## STATED TASK
Write the material out again in full, exactly.

## MATERIAL FOR THIS TASK
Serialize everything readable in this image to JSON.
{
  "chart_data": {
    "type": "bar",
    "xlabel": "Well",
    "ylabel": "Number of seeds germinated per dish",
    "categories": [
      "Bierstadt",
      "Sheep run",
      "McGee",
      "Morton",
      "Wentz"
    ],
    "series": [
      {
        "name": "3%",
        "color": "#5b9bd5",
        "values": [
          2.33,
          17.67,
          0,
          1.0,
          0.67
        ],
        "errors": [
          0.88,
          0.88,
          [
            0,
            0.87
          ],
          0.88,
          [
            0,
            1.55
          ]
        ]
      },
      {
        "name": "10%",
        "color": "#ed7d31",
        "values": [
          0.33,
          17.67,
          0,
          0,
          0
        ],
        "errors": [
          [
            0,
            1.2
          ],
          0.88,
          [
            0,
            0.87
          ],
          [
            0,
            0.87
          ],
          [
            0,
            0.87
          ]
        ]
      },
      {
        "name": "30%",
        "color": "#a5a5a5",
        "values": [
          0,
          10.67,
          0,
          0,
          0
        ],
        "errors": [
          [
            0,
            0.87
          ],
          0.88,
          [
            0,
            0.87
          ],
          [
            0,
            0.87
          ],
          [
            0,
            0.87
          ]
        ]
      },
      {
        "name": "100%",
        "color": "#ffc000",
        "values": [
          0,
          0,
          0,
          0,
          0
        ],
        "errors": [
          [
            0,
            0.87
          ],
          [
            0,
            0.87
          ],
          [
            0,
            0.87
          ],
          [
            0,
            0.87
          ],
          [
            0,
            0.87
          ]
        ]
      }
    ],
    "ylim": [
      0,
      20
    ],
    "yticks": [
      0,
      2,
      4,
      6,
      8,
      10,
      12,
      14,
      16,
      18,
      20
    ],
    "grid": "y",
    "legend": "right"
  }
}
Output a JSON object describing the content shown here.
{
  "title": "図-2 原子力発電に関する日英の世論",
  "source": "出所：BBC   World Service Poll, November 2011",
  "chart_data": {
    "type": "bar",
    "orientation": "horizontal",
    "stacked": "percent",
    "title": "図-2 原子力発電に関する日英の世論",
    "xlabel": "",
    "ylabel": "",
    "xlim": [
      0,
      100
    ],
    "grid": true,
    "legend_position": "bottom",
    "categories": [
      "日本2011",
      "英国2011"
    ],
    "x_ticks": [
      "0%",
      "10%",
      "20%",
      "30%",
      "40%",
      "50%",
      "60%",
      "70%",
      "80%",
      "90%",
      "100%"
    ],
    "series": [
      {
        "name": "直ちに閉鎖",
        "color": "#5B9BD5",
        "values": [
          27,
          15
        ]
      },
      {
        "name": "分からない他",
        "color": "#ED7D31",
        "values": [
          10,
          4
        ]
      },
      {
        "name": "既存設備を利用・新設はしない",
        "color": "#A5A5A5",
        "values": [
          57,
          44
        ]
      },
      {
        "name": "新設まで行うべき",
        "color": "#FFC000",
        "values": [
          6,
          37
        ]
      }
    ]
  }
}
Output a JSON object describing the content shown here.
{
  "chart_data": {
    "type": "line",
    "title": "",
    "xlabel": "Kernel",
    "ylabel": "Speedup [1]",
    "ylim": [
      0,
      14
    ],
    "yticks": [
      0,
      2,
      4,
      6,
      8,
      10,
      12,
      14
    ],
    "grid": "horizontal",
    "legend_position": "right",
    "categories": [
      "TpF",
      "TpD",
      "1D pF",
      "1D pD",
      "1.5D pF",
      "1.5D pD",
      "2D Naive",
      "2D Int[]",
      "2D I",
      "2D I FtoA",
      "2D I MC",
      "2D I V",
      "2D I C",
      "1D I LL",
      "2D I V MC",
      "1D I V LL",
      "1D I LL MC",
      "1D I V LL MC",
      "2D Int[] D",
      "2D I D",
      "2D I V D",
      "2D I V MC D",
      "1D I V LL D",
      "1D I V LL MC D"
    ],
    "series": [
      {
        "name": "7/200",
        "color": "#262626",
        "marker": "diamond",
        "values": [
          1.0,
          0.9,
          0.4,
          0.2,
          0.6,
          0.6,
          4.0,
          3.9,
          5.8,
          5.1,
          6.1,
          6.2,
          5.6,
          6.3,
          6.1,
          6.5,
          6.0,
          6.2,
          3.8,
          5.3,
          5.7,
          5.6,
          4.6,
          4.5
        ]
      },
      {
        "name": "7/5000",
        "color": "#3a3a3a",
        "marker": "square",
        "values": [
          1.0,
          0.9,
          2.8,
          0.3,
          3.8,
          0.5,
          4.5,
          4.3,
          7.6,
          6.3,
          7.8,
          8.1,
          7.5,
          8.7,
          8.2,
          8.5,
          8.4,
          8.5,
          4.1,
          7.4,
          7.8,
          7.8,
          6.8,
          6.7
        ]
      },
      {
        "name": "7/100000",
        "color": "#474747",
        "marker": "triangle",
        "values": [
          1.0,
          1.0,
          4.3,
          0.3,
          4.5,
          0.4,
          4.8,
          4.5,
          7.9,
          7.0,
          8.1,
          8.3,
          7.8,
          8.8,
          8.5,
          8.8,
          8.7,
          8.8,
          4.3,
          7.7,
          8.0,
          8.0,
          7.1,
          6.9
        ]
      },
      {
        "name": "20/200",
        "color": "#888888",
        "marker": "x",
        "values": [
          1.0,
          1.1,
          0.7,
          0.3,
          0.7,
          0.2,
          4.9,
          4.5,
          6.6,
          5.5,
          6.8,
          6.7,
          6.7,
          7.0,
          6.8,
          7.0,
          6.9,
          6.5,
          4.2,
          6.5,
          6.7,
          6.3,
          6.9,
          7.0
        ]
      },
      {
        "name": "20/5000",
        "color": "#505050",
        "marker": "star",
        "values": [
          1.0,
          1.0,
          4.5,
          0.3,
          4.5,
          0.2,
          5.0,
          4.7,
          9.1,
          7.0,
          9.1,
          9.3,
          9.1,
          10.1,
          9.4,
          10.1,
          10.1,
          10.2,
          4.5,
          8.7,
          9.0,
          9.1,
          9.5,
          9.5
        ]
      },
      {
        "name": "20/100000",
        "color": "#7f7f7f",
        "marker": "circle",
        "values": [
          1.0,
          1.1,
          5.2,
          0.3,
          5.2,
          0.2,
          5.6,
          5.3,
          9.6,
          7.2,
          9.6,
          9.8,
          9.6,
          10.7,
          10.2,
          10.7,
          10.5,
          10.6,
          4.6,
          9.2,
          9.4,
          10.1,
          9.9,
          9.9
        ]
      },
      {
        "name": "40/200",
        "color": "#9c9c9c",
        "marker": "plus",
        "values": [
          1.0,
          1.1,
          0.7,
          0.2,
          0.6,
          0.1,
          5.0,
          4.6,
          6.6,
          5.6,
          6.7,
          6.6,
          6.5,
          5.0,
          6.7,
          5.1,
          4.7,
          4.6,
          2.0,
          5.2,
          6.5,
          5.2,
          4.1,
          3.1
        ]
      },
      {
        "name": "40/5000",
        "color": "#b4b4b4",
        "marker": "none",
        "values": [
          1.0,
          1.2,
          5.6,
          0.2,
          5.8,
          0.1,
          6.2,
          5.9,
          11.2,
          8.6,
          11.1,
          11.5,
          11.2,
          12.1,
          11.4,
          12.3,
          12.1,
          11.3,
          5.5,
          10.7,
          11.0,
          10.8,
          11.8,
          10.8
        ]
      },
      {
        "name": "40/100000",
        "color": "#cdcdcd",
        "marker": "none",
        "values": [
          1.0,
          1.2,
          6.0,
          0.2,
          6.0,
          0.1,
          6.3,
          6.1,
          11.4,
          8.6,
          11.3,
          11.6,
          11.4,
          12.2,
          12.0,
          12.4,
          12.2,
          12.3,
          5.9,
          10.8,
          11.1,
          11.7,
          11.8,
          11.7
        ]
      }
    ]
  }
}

## OUTPUT BELOW
Serialize everything readable in this image to JSON.
{
  "chart_data": {
    "type": "bar",
    "xlabel": "Well",
    "ylabel": "Number of seeds germinated per dish",
    "categories": [
      "Bierstadt",
      "Sheep run",
      "McGee",
      "Morton",
      "Wentz"
    ],
    "series": [
      {
        "name": "3%",
        "color": "#5b9bd5",
        "values": [
          2.33,
          17.67,
          0,
          1.0,
          0.67
        ],
        "errors": [
          0.88,
          0.88,
          [
            0,
            0.87
          ],
          0.88,
          [
            0,
            1.55
          ]
        ]
      },
      {
        "name": "10%",
        "color": "#ed7d31",
        "values": [
          0.33,
          17.67,
          0,
          0,
          0
        ],
        "errors": [
          [
            0,
            1.2
          ],
          0.88,
          [
            0,
            0.87
          ],
          [
            0,
            0.87
          ],
          [
            0,
            0.87
          ]
        ]
      },
      {
        "name": "30%",
        "color": "#a5a5a5",
        "values": [
          0,
          10.67,
          0,
          0,
          0
        ],
        "errors": [
          [
            0,
            0.87
          ],
          0.88,
          [
            0,
            0.87
          ],
          [
            0,
            0.87
          ],
          [
            0,
            0.87
          ]
        ]
      },
      {
        "name": "100%",
        "color": "#ffc000",
        "values": [
          0,
          0,
          0,
          0,
          0
        ],
        "errors": [
          [
            0,
            0.87
          ],
          [
            0,
            0.87
          ],
          [
            0,
            0.87
          ],
          [
            0,
            0.87
          ],
          [
            0,
            0.87
          ]
        ]
      }
    ],
    "ylim": [
      0,
      20
    ],
    "yticks": [
      0,
      2,
      4,
      6,
      8,
      10,
      12,
      14,
      16,
      18,
      20
    ],
    "grid": "y",
    "legend": "right"
  }
}
Output a JSON object describing the content shown here.
{
  "title": "図-2 原子力発電に関する日英の世論",
  "source": "出所：BBC   World Service Poll, November 2011",
  "chart_data": {
    "type": "bar",
    "orientation": "horizontal",
    "stacked": "percent",
    "title": "図-2 原子力発電に関する日英の世論",
    "xlabel": "",
    "ylabel": "",
    "xlim": [
      0,
      100
    ],
    "grid": true,
    "legend_position": "bottom",
    "categories": [
      "日本2011",
      "英国2011"
    ],
    "x_ticks": [
      "0%",
      "10%",
      "20%",
      "30%",
      "40%",
      "50%",
      "60%",
      "70%",
      "80%",
      "90%",
      "100%"
    ],
    "series": [
      {
        "name": "直ちに閉鎖",
        "color": "#5B9BD5",
        "values": [
          27,
          15
        ]
      },
      {
        "name": "分からない他",
        "color": "#ED7D31",
        "values": [
          10,
          4
        ]
      },
      {
        "name": "既存設備を利用・新設はしない",
        "color": "#A5A5A5",
        "values": [
          57,
          44
        ]
      },
      {
        "name": "新設まで行うべき",
        "color": "#FFC000",
        "values": [
          6,
          37
        ]
      }
    ]
  }
}
Output a JSON object describing the content shown here.
{
  "chart_data": {
    "type": "line",
    "title": "",
    "xlabel": "Kernel",
    "ylabel": "Speedup [1]",
    "ylim": [
      0,
      14
    ],
    "yticks": [
      0,
      2,
      4,
      6,
      8,
      10,
      12,
      14
    ],
    "grid": "horizontal",
    "legend_position": "right",
    "categories": [
      "TpF",
      "TpD",
      "1D pF",
      "1D pD",
      "1.5D pF",
      "1.5D pD",
      "2D Naive",
      "2D Int[]",
      "2D I",
      "2D I FtoA",
      "2D I MC",
      "2D I V",
      "2D I C",
      "1D I LL",
      "2D I V MC",
      "1D I V LL",
      "1D I LL MC",
      "1D I V LL MC",
      "2D Int[] D",
      "2D I D",
      "2D I V D",
      "2D I V MC D",
      "1D I V LL D",
      "1D I V LL MC D"
    ],
    "series": [
      {
        "name": "7/200",
        "color": "#262626",
        "marker": "diamond",
        "values": [
          1.0,
          0.9,
          0.4,
          0.2,
          0.6,
          0.6,
          4.0,
          3.9,
          5.8,
          5.1,
          6.1,
          6.2,
          5.6,
          6.3,
          6.1,
          6.5,
          6.0,
          6.2,
          3.8,
          5.3,
          5.7,
          5.6,
          4.6,
          4.5
        ]
      },
      {
        "name": "7/5000",
        "color": "#3a3a3a",
        "marker": "square",
        "values": [
          1.0,
          0.9,
          2.8,
          0.3,
          3.8,
          0.5,
          4.5,
          4.3,
          7.6,
          6.3,
          7.8,
          8.1,
          7.5,
          8.7,
          8.2,
          8.5,
          8.4,
          8.5,
          4.1,
          7.4,
          7.8,
          7.8,
          6.8,
          6.7
        ]
      },
      {
        "name": "7/100000",
        "color": "#474747",
        "marker": "triangle",
        "values": [
          1.0,
          1.0,
          4.3,
          0.3,
          4.5,
          0.4,
          4.8,
          4.5,
          7.9,
          7.0,
          8.1,
          8.3,
          7.8,
          8.8,
          8.5,
          8.8,
          8.7,
          8.8,
          4.3,
          7.7,
          8.0,
          8.0,
          7.1,
          6.9
        ]
      },
      {
        "name": "20/200",
        "color": "#888888",
        "marker": "x",
        "values": [
          1.0,
          1.1,
          0.7,
          0.3,
          0.7,
          0.2,
          4.9,
          4.5,
          6.6,
          5.5,
          6.8,
          6.7,
          6.7,
          7.0,
          6.8,
          7.0,
          6.9,
          6.5,
          4.2,
          6.5,
          6.7,
          6.3,
          6.9,
          7.0
        ]
      },
      {
        "name": "20/5000",
        "color": "#505050",
        "marker": "star",
        "values": [
          1.0,
          1.0,
          4.5,
          0.3,
          4.5,
          0.2,
          5.0,
          4.7,
          9.1,
          7.0,
          9.1,
          9.3,
          9.1,
          10.1,
          9.4,
          10.1,
          10.1,
          10.2,
          4.5,
          8.7,
          9.0,
          9.1,
          9.5,
          9.5
        ]
      },
      {
        "name": "20/100000",
        "color": "#7f7f7f",
        "marker": "circle",
        "values": [
          1.0,
          1.1,
          5.2,
          0.3,
          5.2,
          0.2,
          5.6,
          5.3,
          9.6,
          7.2,
          9.6,
          9.8,
          9.6,
          10.7,
          10.2,
          10.7,
          10.5,
          10.6,
          4.6,
          9.2,
          9.4,
          10.1,
          9.9,
          9.9
        ]
      },
      {
        "name": "40/200",
        "color": "#9c9c9c",
        "marker": "plus",
        "values": [
          1.0,
          1.1,
          0.7,
          0.2,
          0.6,
          0.1,
          5.0,
          4.6,
          6.6,
          5.6,
          6.7,
          6.6,
          6.5,
          5.0,
          6.7,
          5.1,
          4.7,
          4.6,
          2.0,
          5.2,
          6.5,
          5.2,
          4.1,
          3.1
        ]
      },
      {
        "name": "40/5000",
        "color": "#b4b4b4",
        "marker": "none",
        "values": [
          1.0,
          1.2,
          5.6,
          0.2,
          5.8,
          0.1,
          6.2,
          5.9,
          11.2,
          8.6,
          11.1,
          11.5,
          11.2,
          12.1,
          11.4,
          12.3,
          12.1,
          11.3,
          5.5,
          10.7,
          11.0,
          10.8,
          11.8,
          10.8
        ]
      },
      {
        "name": "40/100000",
        "color": "#cdcdcd",
        "marker": "none",
        "values": [
          1.0,
          1.2,
          6.0,
          0.2,
          6.0,
          0.1,
          6.3,
          6.1,
          11.4,
          8.6,
          11.3,
          11.6,
          11.4,
          12.2,
          12.0,
          12.4,
          12.2,
          12.3,
          5.9,
          10.8,
          11.1,
          11.7,
          11.8,
          11.7
        ]
      }
    ]
  }
}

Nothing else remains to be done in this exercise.